>> Start ENTRIES

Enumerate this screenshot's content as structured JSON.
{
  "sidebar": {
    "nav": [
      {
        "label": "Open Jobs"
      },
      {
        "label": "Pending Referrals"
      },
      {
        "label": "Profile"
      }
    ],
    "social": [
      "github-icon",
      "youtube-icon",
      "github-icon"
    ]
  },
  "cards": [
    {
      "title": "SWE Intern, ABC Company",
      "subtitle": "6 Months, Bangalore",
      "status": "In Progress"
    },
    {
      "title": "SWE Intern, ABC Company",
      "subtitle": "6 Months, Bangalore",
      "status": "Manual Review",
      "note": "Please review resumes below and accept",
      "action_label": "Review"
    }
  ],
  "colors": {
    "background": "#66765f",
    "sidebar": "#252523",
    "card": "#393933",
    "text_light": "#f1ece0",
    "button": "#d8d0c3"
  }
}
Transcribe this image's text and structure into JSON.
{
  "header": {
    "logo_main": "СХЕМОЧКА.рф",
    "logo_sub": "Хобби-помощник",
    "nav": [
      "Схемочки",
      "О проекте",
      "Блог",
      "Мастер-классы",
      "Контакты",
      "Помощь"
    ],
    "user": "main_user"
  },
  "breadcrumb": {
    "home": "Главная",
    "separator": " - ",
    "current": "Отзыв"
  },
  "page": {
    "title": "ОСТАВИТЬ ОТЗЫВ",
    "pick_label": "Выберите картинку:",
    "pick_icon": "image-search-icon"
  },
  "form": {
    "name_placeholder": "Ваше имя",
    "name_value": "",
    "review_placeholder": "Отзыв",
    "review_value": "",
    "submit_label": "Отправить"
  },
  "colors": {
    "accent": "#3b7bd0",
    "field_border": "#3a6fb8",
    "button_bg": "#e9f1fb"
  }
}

>> End ENTRIES

TASK INSTRUCTIONS:
Please output the entire listing exactly as it stands.

SOLUTION FOR THIS EXERCISE:
Enumerate this screenshot's content as structured JSON.
{
  "sidebar": {
    "nav": [
      {
        "label": "Open Jobs"
      },
      {
        "label": "Pending Referrals"
      },
      {
        "label": "Profile"
      }
    ],
    "social": [
      "github-icon",
      "youtube-icon",
      "github-icon"
    ]
  },
  "cards": [
    {
      "title": "SWE Intern, ABC Company",
      "subtitle": "6 Months, Bangalore",
      "status": "In Progress"
    },
    {
      "title": "SWE Intern, ABC Company",
      "subtitle": "6 Months, Bangalore",
      "status": "Manual Review",
      "note": "Please review resumes below and accept",
      "action_label": "Review"
    }
  ],
  "colors": {
    "background": "#66765f",
    "sidebar": "#252523",
    "card": "#393933",
    "text_light": "#f1ece0",
    "button": "#d8d0c3"
  }
}
Transcribe this image's text and structure into JSON.
{
  "header": {
    "logo_main": "СХЕМОЧКА.рф",
    "logo_sub": "Хобби-помощник",
    "nav": [
      "Схемочки",
      "О проекте",
      "Блог",
      "Мастер-классы",
      "Контакты",
      "Помощь"
    ],
    "user": "main_user"
  },
  "breadcrumb": {
    "home": "Главная",
    "separator": " - ",
    "current": "Отзыв"
  },
  "page": {
    "title": "ОСТАВИТЬ ОТЗЫВ",
    "pick_label": "Выберите картинку:",
    "pick_icon": "image-search-icon"
  },
  "form": {
    "name_placeholder": "Ваше имя",
    "name_value": "",
    "review_placeholder": "Отзыв",
    "review_value": "",
    "submit_label": "Отправить"
  },
  "colors": {
    "accent": "#3b7bd0",
    "field_border": "#3a6fb8",
    "button_bg": "#e9f1fb"
  }
}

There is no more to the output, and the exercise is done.